### Written instruction 1
From the stored items below, reproduce verbatim the entries from the line with "breadcrumb-file[interactable]: main.js xyxy=(41,34,92,50)" to the line with "code-line: 19 return", both included.

### Quoted passage
────
The strlit type represents a first-class type for immutable string literals that don't ever need to be memory-allocated at runtime, and can be passed around & assigned without copying. Off the top of my head, these are useful for specifying tokens for equality-testing during parsing. (Also, strlit should be the type returned by $anEnum.)

The strlit type also meaningfully represents the string type that is stored in a const variable, in addition to InstantiationInfo.filename and a hypothetical someproc.__name__.

The proposed \0-termination of strlit (when targetting the C backend) is intended to ensure that strlit can actually be compiled to a const char [] when you're compiling to C...

The istr type is intended to satisfy a section of programmers (including myself) who for whatever reason prefer to express some programming solutions in terms of immutable strings (ie, expressiveness) that can be passed around & assigned without copying (ie, efficiency of CPU & memory).
────
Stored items
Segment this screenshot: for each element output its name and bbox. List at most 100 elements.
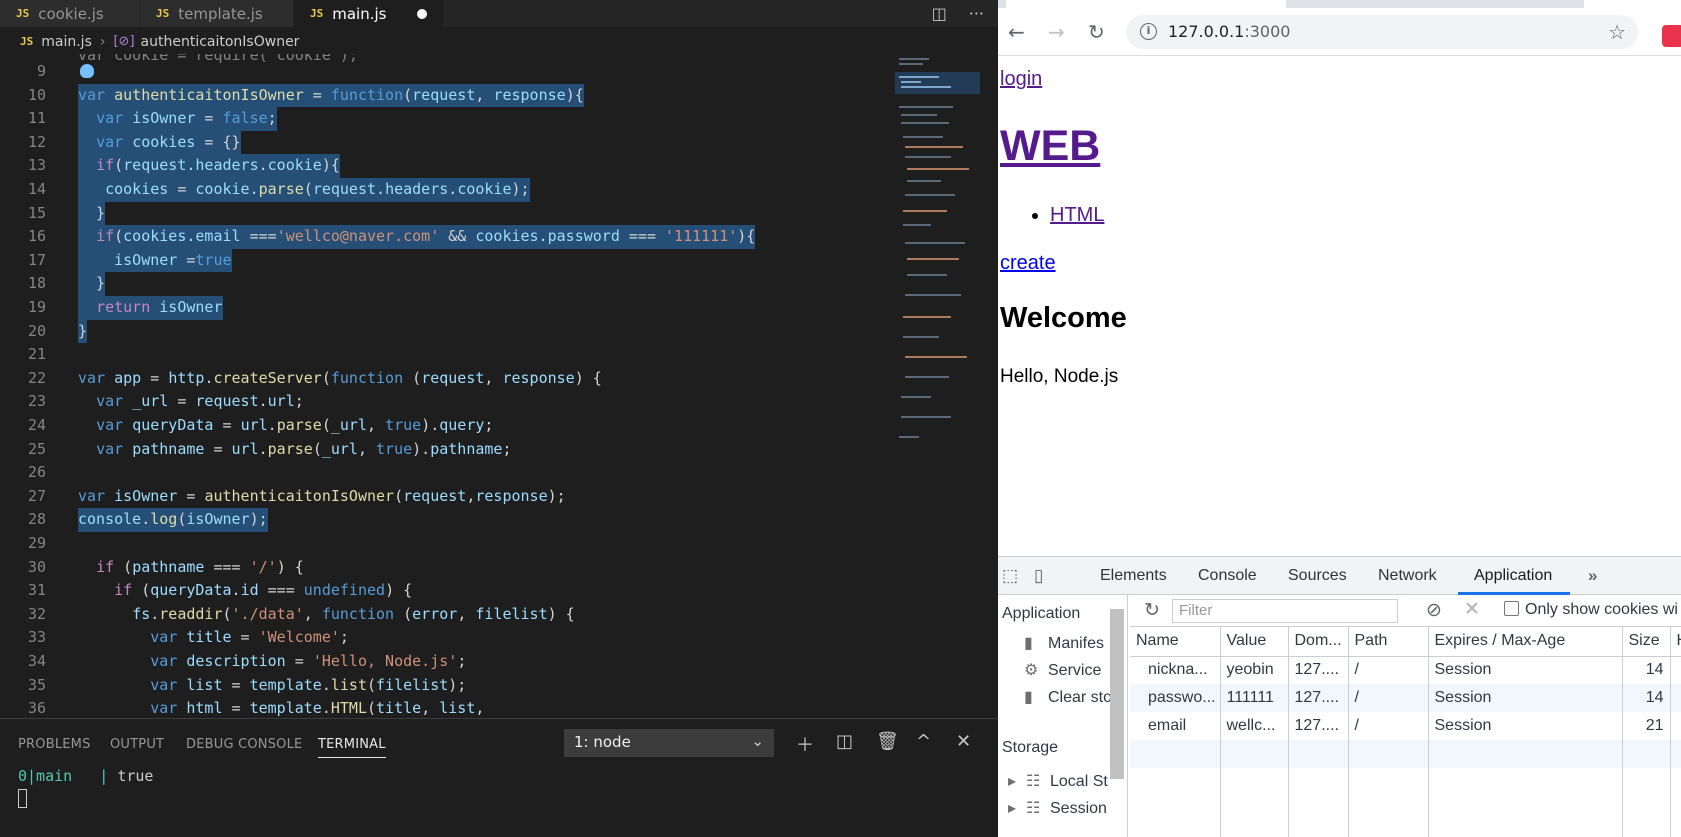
breadcrumb-file[interactable]: main.js xyxy=(41,34,92,50)
code-line: 30 if (pathname === '/') { xyxy=(27,557,304,576)
trash-icon[interactable]: 🗑 xyxy=(876,731,899,752)
inspect-element-icon[interactable]: ⬚ xyxy=(1002,566,1018,586)
tab-template-js[interactable]: JS template.js xyxy=(140,0,294,27)
unsaved-dot-icon[interactable] xyxy=(417,9,427,19)
code-line: 19 return isOwner xyxy=(0,296,890,320)
tab-sources[interactable]: Sources xyxy=(1288,567,1347,585)
browser-tab[interactable] xyxy=(1584,0,1681,8)
code-line: 28 console.log(isOwner); xyxy=(0,508,890,532)
delete-selected-icon[interactable]: ✕ xyxy=(1464,598,1480,621)
device-toolbar-icon[interactable]: ▯ xyxy=(1034,566,1043,586)
sidebar-item-clear-storage[interactable]: ▮ Clear sto xyxy=(1024,687,1112,707)
page-description: Hello, Node.js xyxy=(1000,366,1119,387)
gear-icon: ⚙ xyxy=(1024,662,1039,679)
topic-link-html[interactable]: HTML xyxy=(1050,204,1104,226)
clear-all-icon[interactable]: ⊘ xyxy=(1426,599,1442,622)
table-row[interactable]: passwo... 111111 127.... / Session 14 xyxy=(1130,684,1681,712)
lightbulb-icon[interactable] xyxy=(80,64,94,78)
tab-application[interactable]: Application xyxy=(1474,567,1552,585)
split-terminal-icon[interactable]: ◫ xyxy=(836,731,853,752)
maximize-panel-icon[interactable]: ^ xyxy=(916,731,931,752)
column-header-domain[interactable]: Dom... xyxy=(1288,627,1349,657)
info-icon[interactable]: i xyxy=(1140,23,1157,40)
tab-label: main.js xyxy=(332,4,387,23)
code-line: 16 if(cookies.email ==='wellco@naver.com… xyxy=(0,225,890,249)
reload-icon[interactable]: ↻ xyxy=(1088,20,1105,44)
filter-input[interactable]: Filter xyxy=(1172,599,1398,623)
sidebar-item-service-workers[interactable]: ⚙ Service xyxy=(1024,660,1101,680)
bookmark-star-icon[interactable]: ☆ xyxy=(1608,20,1626,44)
tab-network[interactable]: Network xyxy=(1378,567,1437,585)
forward-arrow-icon[interactable]: → xyxy=(1048,20,1065,44)
checkbox[interactable] xyxy=(1504,601,1519,616)
column-header-name[interactable]: Name xyxy=(1130,627,1221,657)
topic-list: HTML xyxy=(1026,204,1104,227)
code-line: 32 fs.readdir('./data', function (error,… xyxy=(27,604,575,623)
cookie-toolbar: ↻ Filter ⊘ ✕ Only show cookies wi xyxy=(1130,595,1681,627)
url-text[interactable]: 127.0.0.1:3000 xyxy=(1168,22,1290,41)
log-value: true xyxy=(117,767,154,785)
tab-terminal[interactable]: TERMINAL xyxy=(318,737,386,758)
bottom-panel: PROBLEMS OUTPUT DEBUG CONSOLE TERMINAL 1… xyxy=(0,718,998,837)
table-icon: ☷ xyxy=(1026,773,1041,790)
site-title-link[interactable]: WEB xyxy=(1000,122,1100,171)
sidebar-item-session-storage[interactable]: ▸ ☷ Session xyxy=(1008,798,1107,818)
new-terminal-icon[interactable]: ＋ xyxy=(796,731,814,757)
code-line: 12 var cookies = {} xyxy=(0,130,890,155)
code-line: 24 var queryData = url.parse(_url, true)… xyxy=(27,416,494,434)
more-actions-icon[interactable]: ··· xyxy=(969,4,984,23)
sidebar-item-local-storage[interactable]: ▸ ☷ Local St xyxy=(1008,771,1108,791)
chevron-right-icon: › xyxy=(99,33,106,50)
terminal-select[interactable]: 1: node ⌄ xyxy=(564,729,774,757)
split-editor-icon[interactable]: ◫ xyxy=(932,4,947,23)
refresh-icon[interactable]: ↻ xyxy=(1144,599,1160,622)
browser-tab[interactable] xyxy=(1006,0,1286,8)
code-line: 23 var _url = request.url; xyxy=(27,392,304,411)
tab-console[interactable]: Console xyxy=(1198,567,1257,585)
close-panel-icon[interactable]: ✕ xyxy=(956,731,971,752)
terminal-output[interactable]: 0|main | true xyxy=(18,765,153,809)
column-header-httponly[interactable]: H xyxy=(1670,627,1681,657)
devtools-tab-bar: ⬚ ▯ Elements Console Sources Network App… xyxy=(998,557,1681,595)
table-row[interactable]: nickna... yeobin 127.... / Session 14 xyxy=(1130,656,1681,684)
login-link[interactable]: login xyxy=(1000,68,1042,91)
only-issues-checkbox[interactable]: Only show cookies wi xyxy=(1504,601,1678,619)
address-bar[interactable]: i 127.0.0.1:3000 ☆ xyxy=(1126,15,1638,49)
tab-elements[interactable]: Elements xyxy=(1100,567,1167,585)
terminal-cursor xyxy=(18,789,27,808)
column-header-value[interactable]: Value xyxy=(1220,627,1289,657)
sidebar-scrollbar[interactable] xyxy=(1110,609,1124,779)
code-line: 26 xyxy=(27,463,46,482)
browser-window: ← → ↻ i 127.0.0.1:3000 ☆ login WEB HTML … xyxy=(998,0,1681,837)
tab-debug-console[interactable]: DEBUG CONSOLE xyxy=(186,737,302,752)
create-link[interactable]: create xyxy=(1000,252,1056,275)
tab-label: cookie.js xyxy=(38,4,104,23)
tab-problems[interactable]: PROBLEMS xyxy=(18,737,91,752)
expand-arrow-icon[interactable]: ▸ xyxy=(1008,771,1020,791)
browser-toolbar: ← → ↻ i 127.0.0.1:3000 ☆ xyxy=(998,8,1681,56)
js-file-icon: JS xyxy=(156,7,170,20)
breadcrumb-symbol[interactable]: authenticaitonIsOwner xyxy=(141,34,300,50)
tab-main-js[interactable]: JS main.js xyxy=(294,0,444,27)
code-line: 9 xyxy=(0,60,890,84)
js-file-icon: JS xyxy=(16,7,30,20)
code-area[interactable]: var cookie = require('cookie'); 9 10 var … xyxy=(0,54,998,718)
column-header-path[interactable]: Path xyxy=(1348,627,1429,657)
tab-output[interactable]: OUTPUT xyxy=(110,737,164,752)
column-header-expires[interactable]: Expires / Max-Age xyxy=(1428,627,1623,657)
table-row[interactable] xyxy=(1130,740,1681,768)
tab-cookie-js[interactable]: JS cookie.js xyxy=(0,0,140,27)
code-line: 15 } xyxy=(0,201,890,226)
table-row[interactable]: email wellc... 127.... / Session 21 xyxy=(1130,712,1681,740)
more-tabs-icon[interactable]: » xyxy=(1588,566,1597,586)
sidebar-header-storage: Storage xyxy=(1002,739,1059,756)
terminal-select-value: 1: node xyxy=(574,733,631,751)
expand-arrow-icon[interactable]: ▸ xyxy=(1008,798,1020,818)
extension-icon[interactable] xyxy=(1662,25,1681,47)
minimap[interactable] xyxy=(895,54,980,454)
back-arrow-icon[interactable]: ← xyxy=(1008,20,1025,44)
column-header-size[interactable]: Size xyxy=(1622,627,1671,657)
sidebar-item-manifest[interactable]: ▮ Manifes xyxy=(1024,633,1104,653)
file-icon: ▮ xyxy=(1024,635,1033,652)
code-line: 34 var description = 'Hello, Node.js'; xyxy=(27,652,467,670)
────
### Written instruction 2
Continue the passage on the strlit and istr string types from the point at which it ends.

### Exercise response 1
breadcrumb-file[interactable]: main.js xyxy=(41,34,92,50)
code-line: 30 if (pathname === '/') { xyxy=(27,557,304,576)
trash-icon[interactable]: 🗑 xyxy=(876,731,899,752)
inspect-element-icon[interactable]: ⬚ xyxy=(1002,566,1018,586)
tab-template-js[interactable]: JS template.js xyxy=(140,0,294,27)
unsaved-dot-icon[interactable] xyxy=(417,9,427,19)
code-line: 19 return isOwner xyxy=(0,296,890,320)

### Exercise response 2
The proposed design of the istr type implements some amount of Short String Optimization, and ensures that a default-initialized istr instance is a valid instance.

The istr type also enables some (limited) non-copying slicing.

The proposed \0-termination of istr (when targetting the C backend) is intended to make it as easy as possible to use C output functions upon the result of $someType. (I wrestled with this, believe me. I was initially hoping that the C output functions that accept a length instead of a \0 would be sufficient, but I ultimately came to believe that the functionality-coverage of these functions is insufficient.)

The proposed openStr type (which could also be openString) is purely by analogy with openArray (which I actually don't really like as a name), to make it easier to write code that can accept any sort of string for reading.

Forgive my lack of knowledge, but what results of these proposed changes would make the language like D or Java? D never impressed me enough for me to become familiar with it, and I haven't programmed in Java for 16 years (since I was a university undergrad).

I focussed on the feature implementations to demonstrate that what I was suggesting was actually feasible. I'm absolutely happy to go through some examples of what the code would end up looking like.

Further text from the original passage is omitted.